> [Set exercise]
Quote all of the entries word for word.

> [Figure collection entries]

-- BEGIN --

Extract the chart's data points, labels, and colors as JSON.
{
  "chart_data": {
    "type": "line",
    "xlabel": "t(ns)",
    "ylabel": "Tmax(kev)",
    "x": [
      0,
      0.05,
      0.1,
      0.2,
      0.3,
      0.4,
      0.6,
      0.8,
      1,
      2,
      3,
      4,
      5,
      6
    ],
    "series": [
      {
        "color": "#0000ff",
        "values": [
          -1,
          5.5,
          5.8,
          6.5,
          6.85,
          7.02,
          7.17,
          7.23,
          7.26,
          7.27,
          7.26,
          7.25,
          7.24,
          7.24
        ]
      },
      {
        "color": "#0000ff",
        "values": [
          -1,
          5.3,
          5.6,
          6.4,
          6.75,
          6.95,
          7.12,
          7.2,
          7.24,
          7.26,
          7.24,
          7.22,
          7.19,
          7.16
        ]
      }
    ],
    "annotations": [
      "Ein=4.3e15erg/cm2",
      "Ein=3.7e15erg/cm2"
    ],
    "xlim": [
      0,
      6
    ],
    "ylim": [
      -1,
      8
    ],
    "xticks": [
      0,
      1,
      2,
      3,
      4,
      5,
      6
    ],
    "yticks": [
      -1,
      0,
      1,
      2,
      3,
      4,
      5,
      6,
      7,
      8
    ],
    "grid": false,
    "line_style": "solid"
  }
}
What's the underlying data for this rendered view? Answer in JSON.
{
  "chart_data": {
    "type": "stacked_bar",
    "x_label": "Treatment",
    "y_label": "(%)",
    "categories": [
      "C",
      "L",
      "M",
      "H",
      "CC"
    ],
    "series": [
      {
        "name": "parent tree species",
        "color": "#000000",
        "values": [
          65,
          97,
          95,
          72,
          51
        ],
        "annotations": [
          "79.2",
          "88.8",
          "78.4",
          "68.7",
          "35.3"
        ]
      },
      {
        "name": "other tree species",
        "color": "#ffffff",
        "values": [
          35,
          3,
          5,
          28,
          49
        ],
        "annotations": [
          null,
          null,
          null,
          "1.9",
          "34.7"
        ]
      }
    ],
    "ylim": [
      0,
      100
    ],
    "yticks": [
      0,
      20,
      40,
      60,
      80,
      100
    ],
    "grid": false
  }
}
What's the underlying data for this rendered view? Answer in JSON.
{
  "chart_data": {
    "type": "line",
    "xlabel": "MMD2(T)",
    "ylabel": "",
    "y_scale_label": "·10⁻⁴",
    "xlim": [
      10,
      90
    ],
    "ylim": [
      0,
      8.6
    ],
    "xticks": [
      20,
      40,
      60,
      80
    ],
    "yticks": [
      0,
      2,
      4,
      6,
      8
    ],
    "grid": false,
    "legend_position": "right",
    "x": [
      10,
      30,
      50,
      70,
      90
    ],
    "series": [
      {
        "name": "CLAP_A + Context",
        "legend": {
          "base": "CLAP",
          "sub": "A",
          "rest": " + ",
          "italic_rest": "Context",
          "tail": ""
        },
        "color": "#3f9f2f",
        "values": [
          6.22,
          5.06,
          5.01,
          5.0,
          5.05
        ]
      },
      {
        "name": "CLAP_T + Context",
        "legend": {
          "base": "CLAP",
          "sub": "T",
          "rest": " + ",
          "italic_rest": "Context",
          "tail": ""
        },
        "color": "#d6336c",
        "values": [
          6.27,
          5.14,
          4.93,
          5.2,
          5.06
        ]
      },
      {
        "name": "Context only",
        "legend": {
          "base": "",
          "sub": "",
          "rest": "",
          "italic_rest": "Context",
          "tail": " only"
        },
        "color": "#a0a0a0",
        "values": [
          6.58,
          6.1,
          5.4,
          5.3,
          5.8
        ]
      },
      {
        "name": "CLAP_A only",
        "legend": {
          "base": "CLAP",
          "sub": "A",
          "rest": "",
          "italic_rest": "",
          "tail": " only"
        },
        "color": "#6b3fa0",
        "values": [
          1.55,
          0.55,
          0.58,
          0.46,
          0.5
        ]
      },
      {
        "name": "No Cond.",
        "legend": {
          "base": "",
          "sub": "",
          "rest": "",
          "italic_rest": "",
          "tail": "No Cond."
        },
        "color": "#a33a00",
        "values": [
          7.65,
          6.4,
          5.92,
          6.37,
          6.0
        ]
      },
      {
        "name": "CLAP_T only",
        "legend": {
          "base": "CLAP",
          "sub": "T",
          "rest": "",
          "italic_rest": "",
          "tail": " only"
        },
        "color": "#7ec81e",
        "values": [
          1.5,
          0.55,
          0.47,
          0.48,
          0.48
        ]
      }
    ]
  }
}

-- END --

> [Problem solution]
Extract the chart's data points, labels, and colors as JSON.
{
  "chart_data": {
    "type": "line",
    "xlabel": "t(ns)",
    "ylabel": "Tmax(kev)",
    "x": [
      0,
      0.05,
      0.1,
      0.2,
      0.3,
      0.4,
      0.6,
      0.8,
      1,
      2,
      3,
      4,
      5,
      6
    ],
    "series": [
      {
        "color": "#0000ff",
        "values": [
          -1,
          5.5,
          5.8,
          6.5,
          6.85,
          7.02,
          7.17,
          7.23,
          7.26,
          7.27,
          7.26,
          7.25,
          7.24,
          7.24
        ]
      },
      {
        "color": "#0000ff",
        "values": [
          -1,
          5.3,
          5.6,
          6.4,
          6.75,
          6.95,
          7.12,
          7.2,
          7.24,
          7.26,
          7.24,
          7.22,
          7.19,
          7.16
        ]
      }
    ],
    "annotations": [
      "Ein=4.3e15erg/cm2",
      "Ein=3.7e15erg/cm2"
    ],
    "xlim": [
      0,
      6
    ],
    "ylim": [
      -1,
      8
    ],
    "xticks": [
      0,
      1,
      2,
      3,
      4,
      5,
      6
    ],
    "yticks": [
      -1,
      0,
      1,
      2,
      3,
      4,
      5,
      6,
      7,
      8
    ],
    "grid": false,
    "line_style": "solid"
  }
}
What's the underlying data for this rendered view? Answer in JSON.
{
  "chart_data": {
    "type": "stacked_bar",
    "x_label": "Treatment",
    "y_label": "(%)",
    "categories": [
      "C",
      "L",
      "M",
      "H",
      "CC"
    ],
    "series": [
      {
        "name": "parent tree species",
        "color": "#000000",
        "values": [
          65,
          97,
          95,
          72,
          51
        ],
        "annotations": [
          "79.2",
          "88.8",
          "78.4",
          "68.7",
          "35.3"
        ]
      },
      {
        "name": "other tree species",
        "color": "#ffffff",
        "values": [
          35,
          3,
          5,
          28,
          49
        ],
        "annotations": [
          null,
          null,
          null,
          "1.9",
          "34.7"
        ]
      }
    ],
    "ylim": [
      0,
      100
    ],
    "yticks": [
      0,
      20,
      40,
      60,
      80,
      100
    ],
    "grid": false
  }
}
What's the underlying data for this rendered view? Answer in JSON.
{
  "chart_data": {
    "type": "line",
    "xlabel": "MMD2(T)",
    "ylabel": "",
    "y_scale_label": "·10⁻⁴",
    "xlim": [
      10,
      90
    ],
    "ylim": [
      0,
      8.6
    ],
    "xticks": [
      20,
      40,
      60,
      80
    ],
    "yticks": [
      0,
      2,
      4,
      6,
      8
    ],
    "grid": false,
    "legend_position": "right",
    "x": [
      10,
      30,
      50,
      70,
      90
    ],
    "series": [
      {
        "name": "CLAP_A + Context",
        "legend": {
          "base": "CLAP",
          "sub": "A",
          "rest": " + ",
          "italic_rest": "Context",
          "tail": ""
        },
        "color": "#3f9f2f",
        "values": [
          6.22,
          5.06,
          5.01,
          5.0,
          5.05
        ]
      },
      {
        "name": "CLAP_T + Context",
        "legend": {
          "base": "CLAP",
          "sub": "T",
          "rest": " + ",
          "italic_rest": "Context",
          "tail": ""
        },
        "color": "#d6336c",
        "values": [
          6.27,
          5.14,
          4.93,
          5.2,
          5.06
        ]
      },
      {
        "name": "Context only",
        "legend": {
          "base": "",
          "sub": "",
          "rest": "",
          "italic_rest": "Context",
          "tail": " only"
        },
        "color": "#a0a0a0",
        "values": [
          6.58,
          6.1,
          5.4,
          5.3,
          5.8
        ]
      },
      {
        "name": "CLAP_A only",
        "legend": {
          "base": "CLAP",
          "sub": "A",
          "rest": "",
          "italic_rest": "",
          "tail": " only"
        },
        "color": "#6b3fa0",
        "values": [
          1.55,
          0.55,
          0.58,
          0.46,
          0.5
        ]
      },
      {
        "name": "No Cond.",
        "legend": {
          "base": "",
          "sub": "",
          "rest": "",
          "italic_rest": "",
          "tail": "No Cond."
        },
        "color": "#a33a00",
        "values": [
          7.65,
          6.4,
          5.92,
          6.37,
          6.0
        ]
      },
      {
        "name": "CLAP_T only",
        "legend": {
          "base": "CLAP",
          "sub": "T",
          "rest": "",
          "italic_rest": "",
          "tail": " only"
        },
        "color": "#7ec81e",
        "values": [
          1.5,
          0.55,
          0.47,
          0.48,
          0.48
        ]
      }
    ]
  }
}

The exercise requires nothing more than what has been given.